Please give the entries again in full and exactly, without any picture.

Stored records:
◇ ◇ ◇ ◇
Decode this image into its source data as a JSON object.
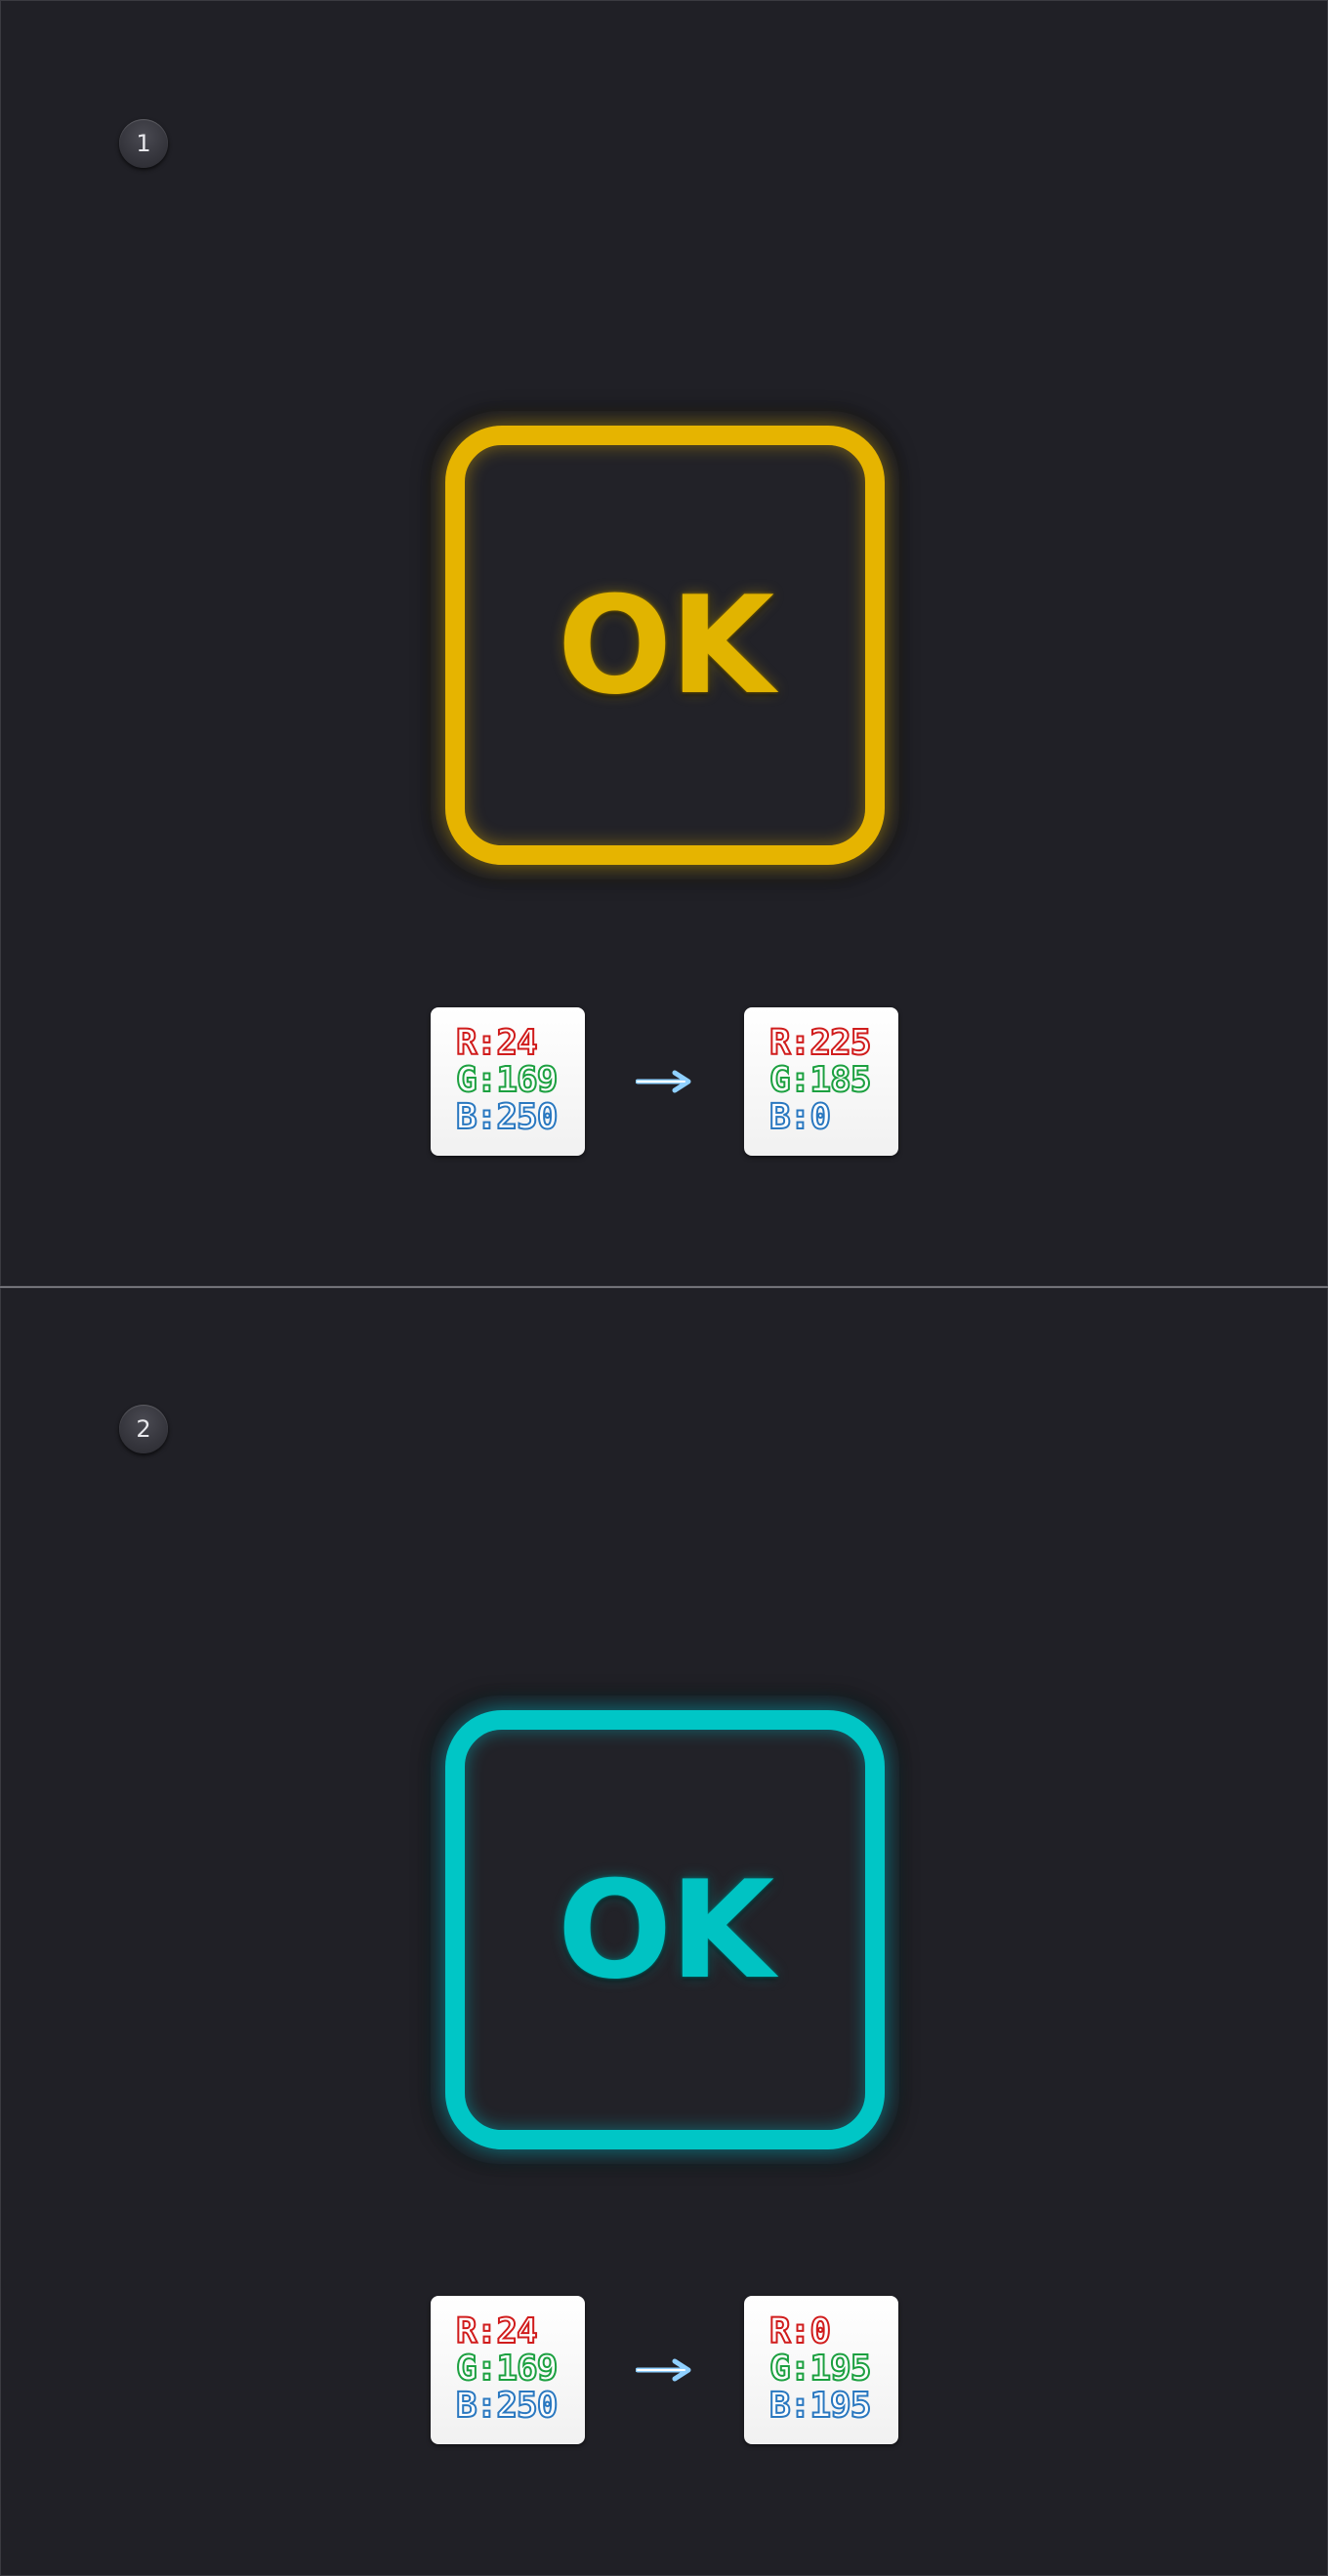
{
  "colors": {
    "background": "#202026",
    "yellow": "#e8b300",
    "cyan": "#00c3c3",
    "red_channel": "#d01c1c",
    "green_channel": "#1ca040",
    "blue_channel": "#2a78c0",
    "arrow": "#8fd0ff"
  },
  "steps": [
    {
      "number": "1",
      "icon": {
        "text": "OK",
        "color": "#e1b900"
      },
      "swatch_from": {
        "r": "R:24",
        "g": "G:169",
        "b": "B:250"
      },
      "arrow_icon": "arrow-right-icon",
      "swatch_to": {
        "r": "R:225",
        "g": "G:185",
        "b": "B:0"
      }
    },
    {
      "number": "2",
      "icon": {
        "text": "OK",
        "color": "#00c3c3"
      },
      "swatch_from": {
        "r": "R:24",
        "g": "G:169",
        "b": "B:250"
      },
      "arrow_icon": "arrow-right-icon",
      "swatch_to": {
        "r": "R:0",
        "g": "G:195",
        "b": "B:195"
      }
    }
  ]
}
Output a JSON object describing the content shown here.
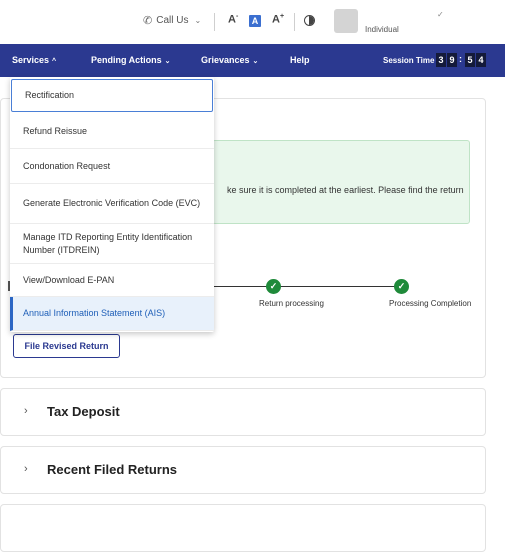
{
  "topbar": {
    "call_label": "Call Us",
    "font_decrease": "A",
    "font_default": "A",
    "font_increase": "A",
    "user_role": "Individual"
  },
  "nav": {
    "services": "Services",
    "pending_actions": "Pending Actions",
    "grievances": "Grievances",
    "help": "Help",
    "session_label": "Session Time",
    "session_digits": [
      "3",
      "9",
      "5",
      "4"
    ]
  },
  "services_menu": [
    {
      "label": "Rectification"
    },
    {
      "label": "Refund Reissue"
    },
    {
      "label": "Condonation Request"
    },
    {
      "label": "Generate Electronic Verification Code (EVC)"
    },
    {
      "label": "Manage ITD Reporting Entity Identification Number (ITDREIN)"
    },
    {
      "label": "View/Download E-PAN"
    },
    {
      "label": "Annual Information Statement (AIS)"
    }
  ],
  "main": {
    "alert_text": "ke sure it is completed at the earliest. Please find the return",
    "steps": [
      {
        "label": "Return processing"
      },
      {
        "label": "Processing Completion"
      }
    ],
    "file_revised_button": "File Revised Return"
  },
  "sections": [
    {
      "title": "Tax Deposit"
    },
    {
      "title": "Recent Filed Returns"
    }
  ],
  "colors": {
    "nav_bg": "#2b3990",
    "alert_bg": "#e9f7ec",
    "step_green": "#1f8a3a",
    "active_item_text": "#2060b8"
  }
}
◇ ◇ ◇ ◇
Finished answer:
Decode this image into its source data as a JSON object.
{
  "colors": {
    "background": "#202026",
    "yellow": "#e8b300",
    "cyan": "#00c3c3",
    "red_channel": "#d01c1c",
    "green_channel": "#1ca040",
    "blue_channel": "#2a78c0",
    "arrow": "#8fd0ff"
  },
  "steps": [
    {
      "number": "1",
      "icon": {
        "text": "OK",
        "color": "#e1b900"
      },
      "swatch_from": {
        "r": "R:24",
        "g": "G:169",
        "b": "B:250"
      },
      "arrow_icon": "arrow-right-icon",
      "swatch_to": {
        "r": "R:225",
        "g": "G:185",
        "b": "B:0"
      }
    },
    {
      "number": "2",
      "icon": {
        "text": "OK",
        "color": "#00c3c3"
      },
      "swatch_from": {
        "r": "R:24",
        "g": "G:169",
        "b": "B:250"
      },
      "arrow_icon": "arrow-right-icon",
      "swatch_to": {
        "r": "R:0",
        "g": "G:195",
        "b": "B:195"
      }
    }
  ]
}
Output a JSON object describing the content shown here.
{
  "topbar": {
    "call_label": "Call Us",
    "font_decrease": "A",
    "font_default": "A",
    "font_increase": "A",
    "user_role": "Individual"
  },
  "nav": {
    "services": "Services",
    "pending_actions": "Pending Actions",
    "grievances": "Grievances",
    "help": "Help",
    "session_label": "Session Time",
    "session_digits": [
      "3",
      "9",
      "5",
      "4"
    ]
  },
  "services_menu": [
    {
      "label": "Rectification"
    },
    {
      "label": "Refund Reissue"
    },
    {
      "label": "Condonation Request"
    },
    {
      "label": "Generate Electronic Verification Code (EVC)"
    },
    {
      "label": "Manage ITD Reporting Entity Identification Number (ITDREIN)"
    },
    {
      "label": "View/Download E-PAN"
    },
    {
      "label": "Annual Information Statement (AIS)"
    }
  ],
  "main": {
    "alert_text": "ke sure it is completed at the earliest. Please find the return",
    "steps": [
      {
        "label": "Return processing"
      },
      {
        "label": "Processing Completion"
      }
    ],
    "file_revised_button": "File Revised Return"
  },
  "sections": [
    {
      "title": "Tax Deposit"
    },
    {
      "title": "Recent Filed Returns"
    }
  ],
  "colors": {
    "nav_bg": "#2b3990",
    "alert_bg": "#e9f7ec",
    "step_green": "#1f8a3a",
    "active_item_text": "#2060b8"
  }
}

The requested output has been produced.